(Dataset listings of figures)
===
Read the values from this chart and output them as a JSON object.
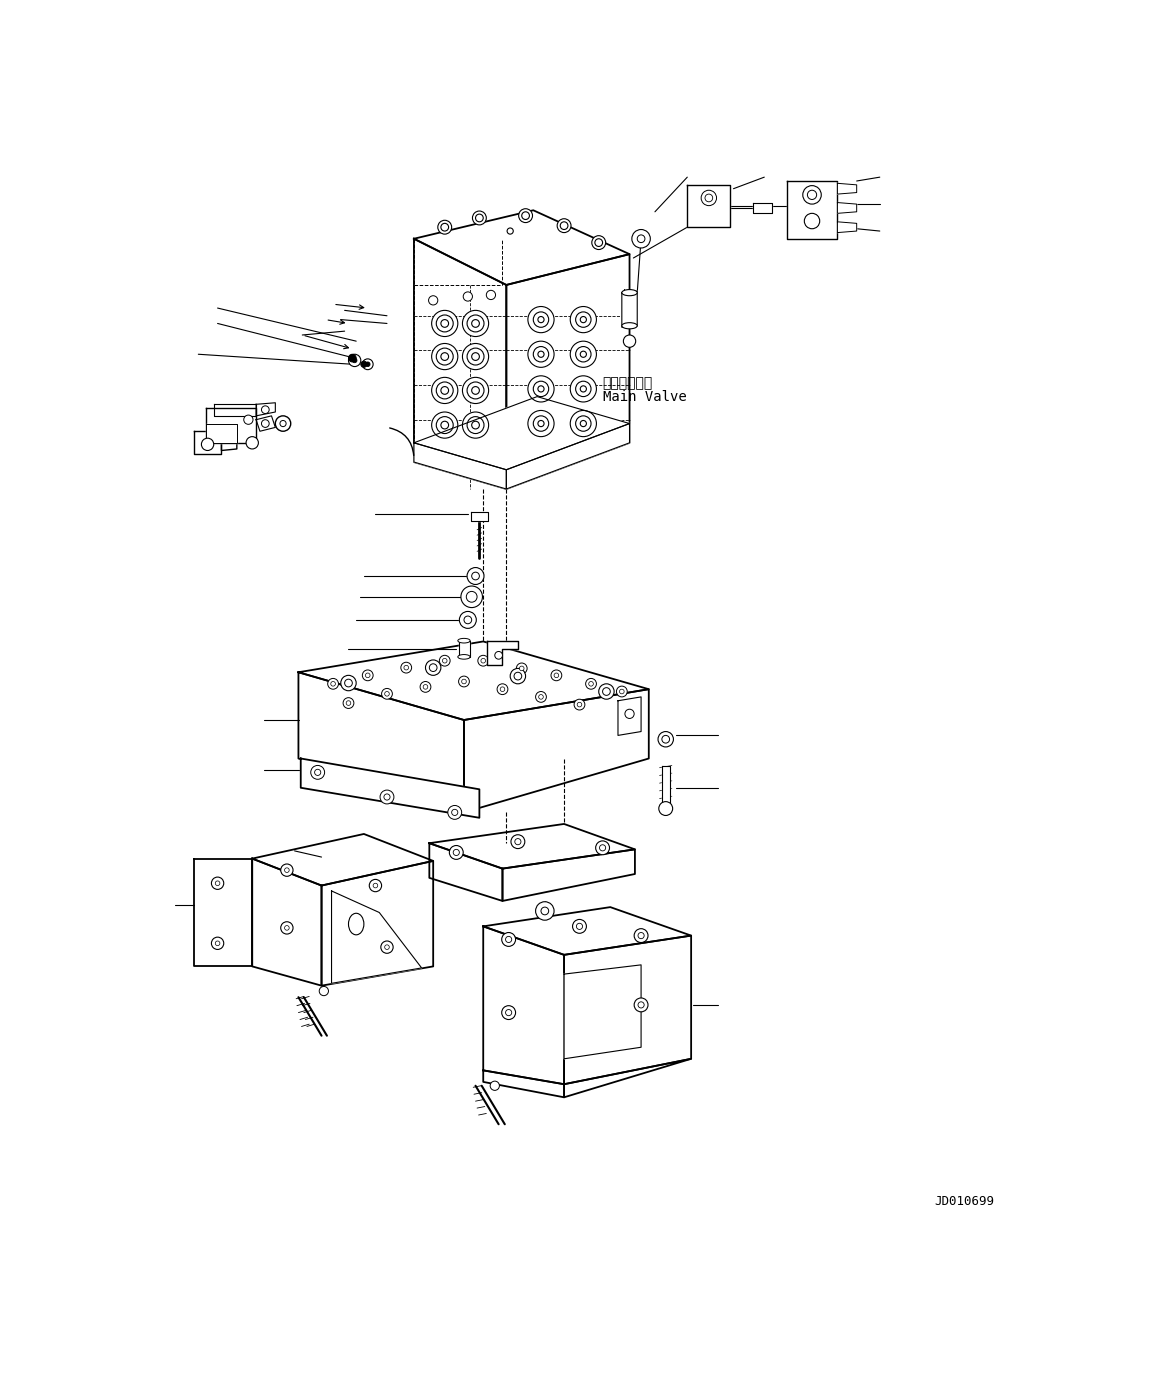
{
  "background_color": "#ffffff",
  "line_color": "#000000",
  "diagram_id": "JD010699",
  "label_main_valve_jp": "メインバルブ",
  "label_main_valve_en": "Main Valve",
  "figsize": [
    11.63,
    13.8
  ],
  "dpi": 100
}
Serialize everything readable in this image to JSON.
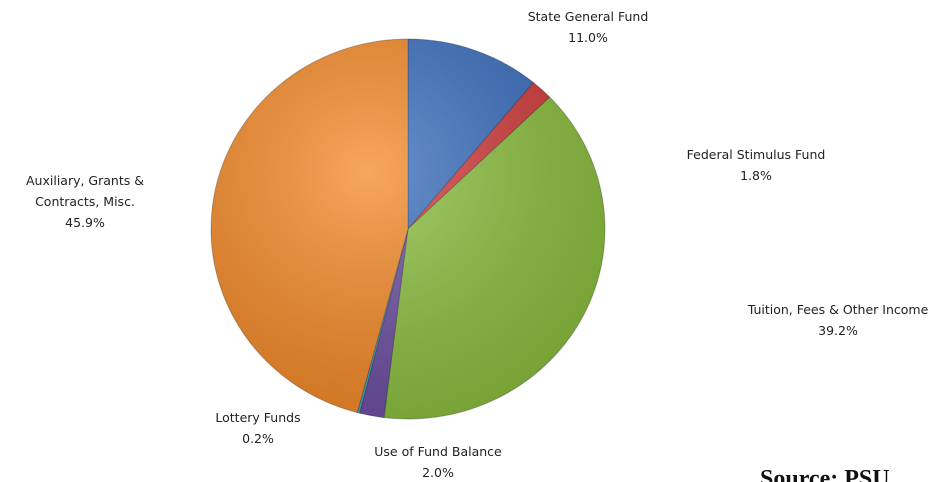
{
  "chart_data": {
    "type": "pie",
    "categories": [
      "State General Fund",
      "Federal Stimulus Fund",
      "Tuition, Fees & Other Income",
      "Use of Fund Balance",
      "Lottery Funds",
      "Auxiliary, Grants & Contracts, Misc."
    ],
    "values": [
      11.0,
      1.8,
      39.2,
      2.0,
      0.2,
      45.9
    ],
    "value_labels": [
      "11.0%",
      "1.8%",
      "39.2%",
      "2.0%",
      "0.2%",
      "45.9%"
    ],
    "colors": [
      "#3a6fbf",
      "#d33b3b",
      "#8cc03f",
      "#6d4fa3",
      "#3fa7c6",
      "#f58a28"
    ],
    "source": "Source: PSU"
  }
}
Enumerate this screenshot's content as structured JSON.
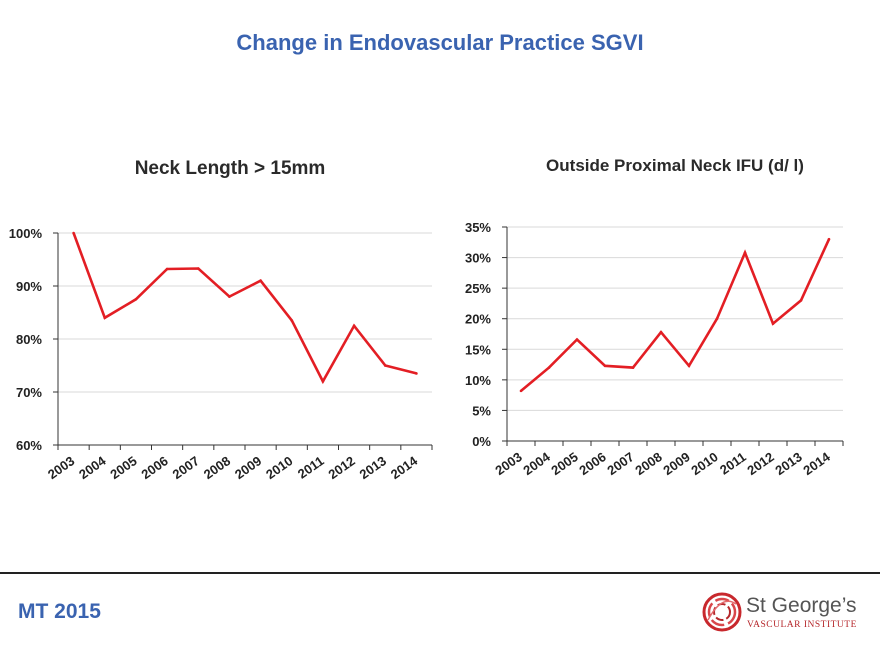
{
  "slide": {
    "title": "Change in Endovascular Practice SGVI",
    "footer_left": "MT 2015",
    "logo_name": "St George’s",
    "logo_sub": "VASCULAR INSTITUTE"
  },
  "colors": {
    "title": "#3a63b0",
    "line": "#e31e24",
    "axis": "#333333",
    "grid": "#d9d9d9"
  },
  "chart_data": [
    {
      "type": "line",
      "title": "Neck Length > 15mm",
      "categories": [
        "2003",
        "2004",
        "2005",
        "2006",
        "2007",
        "2008",
        "2009",
        "2010",
        "2011",
        "2012",
        "2013",
        "2014"
      ],
      "values": [
        100,
        84,
        87.5,
        93.2,
        93.3,
        88,
        91,
        83.5,
        72,
        82.5,
        75,
        73.5
      ],
      "ylim": [
        60,
        100
      ],
      "yticks": [
        60,
        70,
        80,
        90,
        100
      ],
      "ytick_labels": [
        "60%",
        "70%",
        "80%",
        "90%",
        "100%"
      ],
      "grid": true
    },
    {
      "type": "line",
      "title": "Outside Proximal Neck IFU (d/ l)",
      "categories": [
        "2003",
        "2004",
        "2005",
        "2006",
        "2007",
        "2008",
        "2009",
        "2010",
        "2011",
        "2012",
        "2013",
        "2014"
      ],
      "values": [
        8.2,
        12,
        16.6,
        12.3,
        12,
        17.8,
        12.3,
        20,
        30.8,
        19.2,
        23,
        33
      ],
      "ylim": [
        0,
        35
      ],
      "yticks": [
        0,
        5,
        10,
        15,
        20,
        25,
        30,
        35
      ],
      "ytick_labels": [
        "0%",
        "5%",
        "10%",
        "15%",
        "20%",
        "25%",
        "30%",
        "35%"
      ],
      "grid": true
    }
  ]
}
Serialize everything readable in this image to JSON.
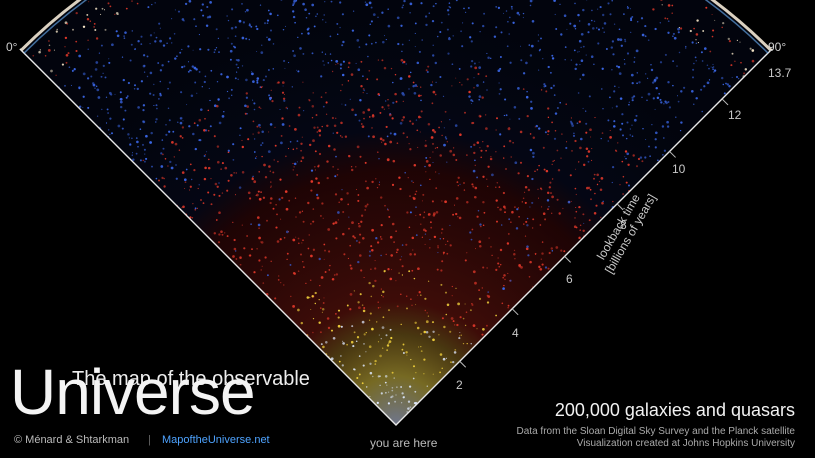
{
  "angles": {
    "left": "0°",
    "right": "90°"
  },
  "ticks": [
    "2",
    "4",
    "6",
    "8",
    "10",
    "12",
    "13.7"
  ],
  "axis": {
    "line1": "lookback time",
    "line2": "[billions of years]"
  },
  "you_are_here": "you are here",
  "title": {
    "prefix": "The map of the observable",
    "main": "Universe"
  },
  "credit": "© Ménard & Shtarkman",
  "separator": "|",
  "website": "MapoftheUniverse.net",
  "count": "200,000 galaxies and quasars",
  "source": {
    "line1": "Data from the Sloan Digital Sky Survey and the Planck satellite",
    "line2": "Visualization created at Johns Hopkins University"
  },
  "colors": {
    "near": "#dfe9ff",
    "yellow": "#f2d23c",
    "red": "#e2382a",
    "blue": "#3a66e6",
    "cmb": "#f6e6c8",
    "link": "#4ea3ff"
  }
}
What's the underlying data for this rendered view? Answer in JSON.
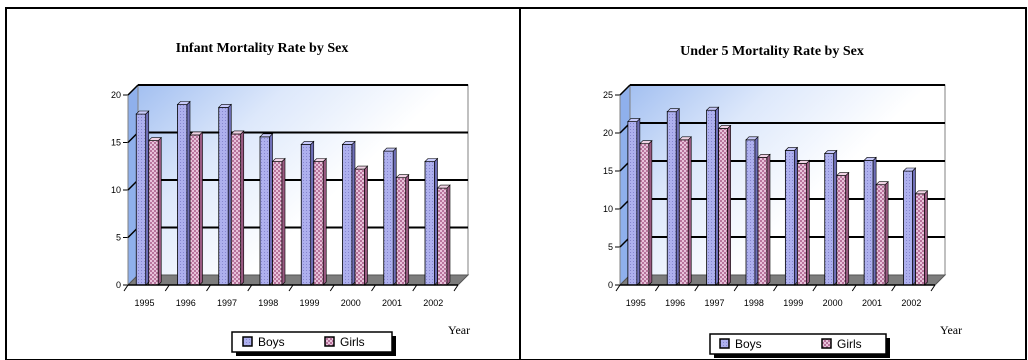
{
  "chart_data": [
    {
      "type": "bar",
      "title": "Infant Mortality Rate by Sex",
      "xlabel": "Year",
      "ylabel": "",
      "categories": [
        "1995",
        "1996",
        "1997",
        "1998",
        "1999",
        "2000",
        "2001",
        "2002"
      ],
      "series": [
        {
          "name": "Boys",
          "values": [
            18,
            19,
            18.7,
            15.6,
            14.8,
            14.8,
            14.1,
            13
          ]
        },
        {
          "name": "Girls",
          "values": [
            15.2,
            15.8,
            15.9,
            13,
            13,
            12.2,
            11.3,
            10.2
          ]
        }
      ],
      "yticks": [
        "0",
        "5",
        "10",
        "15",
        "20"
      ],
      "ylim": [
        0,
        20
      ],
      "legend_position": "bottom",
      "colors": {
        "Boys": "#a9a9e8",
        "Girls": "#dca8c8"
      }
    },
    {
      "type": "bar",
      "title": "Under 5 Mortality Rate by Sex",
      "xlabel": "Year",
      "ylabel": "",
      "categories": [
        "1995",
        "1996",
        "1997",
        "1998",
        "1999",
        "2000",
        "2001",
        "2002"
      ],
      "series": [
        {
          "name": "Boys",
          "values": [
            21.5,
            22.8,
            23,
            19.1,
            17.7,
            17.3,
            16.4,
            15
          ]
        },
        {
          "name": "Girls",
          "values": [
            18.6,
            19.1,
            20.6,
            16.8,
            16,
            14.4,
            13.2,
            12
          ]
        }
      ],
      "yticks": [
        "0",
        "5",
        "10",
        "15",
        "20",
        "25"
      ],
      "ylim": [
        0,
        25
      ],
      "legend_position": "bottom",
      "colors": {
        "Boys": "#a9a9e8",
        "Girls": "#dca8c8"
      }
    }
  ]
}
===
- WHAT TO WORK ON:
Wherever "this" shows up in a line, copy that line.

- EXERCISE OUTPUT:
Read the values from this chart and output them as a JSON object.
Serialize everything readable in this image to JSON.
Enumerate this screenshot's content as structured JSON.
Serialize everything readable in this image to JSON.
What's the underlying data for this rendered view? Answer in JSON.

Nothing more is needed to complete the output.